══ Records for this task
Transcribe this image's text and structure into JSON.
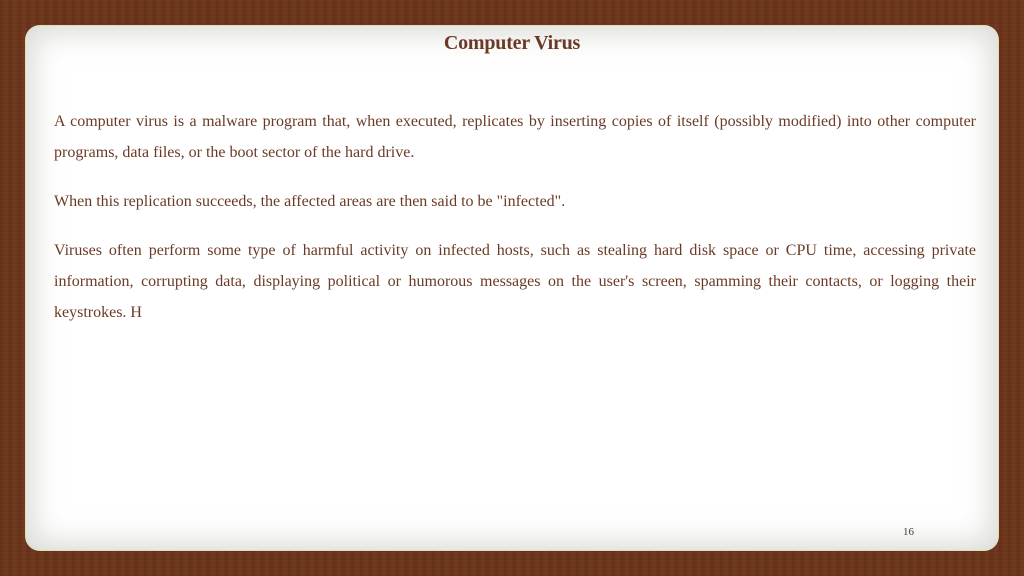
{
  "slide": {
    "title": "Computer Virus",
    "paragraphs": [
      "A computer virus is a malware program that, when executed, replicates by inserting copies of itself (possibly modified) into other computer programs, data files, or the boot sector of the hard drive.",
      "When this replication succeeds, the affected areas are then said to be \"infected\".",
      "Viruses often perform some type of harmful activity on infected hosts, such as stealing hard disk space or CPU time, accessing private information, corrupting data, displaying political or humorous messages on the user's screen, spamming their contacts, or logging their keystrokes. H"
    ],
    "page_number": "16"
  },
  "colors": {
    "background": "#6a3419",
    "panel": "#ffffff",
    "text": "#6b3a26"
  }
}
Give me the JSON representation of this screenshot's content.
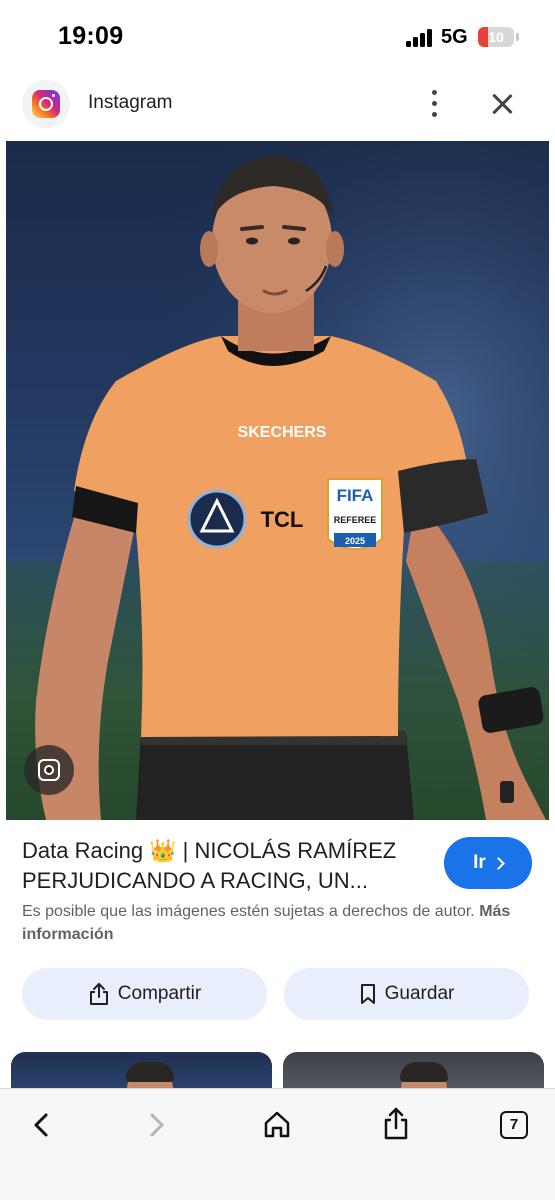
{
  "status_bar": {
    "time": "19:09",
    "network": "5G",
    "battery": "10",
    "battery_color": "#e8403a"
  },
  "source": {
    "name": "Instagram",
    "icon": "instagram-logo"
  },
  "main_image": {
    "alt": "Árbitro con camiseta naranja",
    "jersey_brand": "SKECHERS",
    "sponsor": "TCL",
    "badge_top": "FIFA",
    "badge_middle": "REFEREE",
    "badge_year": "2025",
    "lens_icon": "google-lens-icon"
  },
  "result": {
    "title": "Data Racing 👑 | NICOLÁS RAMÍREZ PERJUDICANDO A RACING, UN...",
    "go_label": "Ir",
    "copyright_text": "Es posible que las imágenes estén sujetas a derechos de autor.",
    "more_info": "Más información"
  },
  "actions": {
    "share_label": "Compartir",
    "save_label": "Guardar"
  },
  "toolbar": {
    "tabs_count": "7"
  },
  "colors": {
    "accent": "#1a73e8",
    "action_bg": "#e8eefb",
    "jersey": "#f0a060"
  }
}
════
**Task brief**. Retype every entry exactly as written. Leave the pictures out.

**Written response**.
Transcribe this image's text and structure into JSON.
{
  "slide": {
    "title": "Computer Virus",
    "paragraphs": [
      "A computer virus is a malware program that, when executed, replicates by inserting copies of itself (possibly modified) into other computer programs, data files, or the boot sector of the hard drive.",
      "When this replication succeeds, the affected areas are then said to be \"infected\".",
      "Viruses often perform some type of harmful activity on infected hosts, such as stealing hard disk space or CPU time, accessing private information, corrupting data, displaying political or humorous messages on the user's screen, spamming their contacts, or logging their keystrokes. H"
    ],
    "page_number": "16"
  },
  "colors": {
    "background": "#6a3419",
    "panel": "#ffffff",
    "text": "#6b3a26"
  }
}
Give me the JSON representation of this screenshot's content.
{
  "status_bar": {
    "time": "19:09",
    "network": "5G",
    "battery": "10",
    "battery_color": "#e8403a"
  },
  "source": {
    "name": "Instagram",
    "icon": "instagram-logo"
  },
  "main_image": {
    "alt": "Árbitro con camiseta naranja",
    "jersey_brand": "SKECHERS",
    "sponsor": "TCL",
    "badge_top": "FIFA",
    "badge_middle": "REFEREE",
    "badge_year": "2025",
    "lens_icon": "google-lens-icon"
  },
  "result": {
    "title": "Data Racing 👑 | NICOLÁS RAMÍREZ PERJUDICANDO A RACING, UN...",
    "go_label": "Ir",
    "copyright_text": "Es posible que las imágenes estén sujetas a derechos de autor.",
    "more_info": "Más información"
  },
  "actions": {
    "share_label": "Compartir",
    "save_label": "Guardar"
  },
  "toolbar": {
    "tabs_count": "7"
  },
  "colors": {
    "accent": "#1a73e8",
    "action_bg": "#e8eefb",
    "jersey": "#f0a060"
  }
}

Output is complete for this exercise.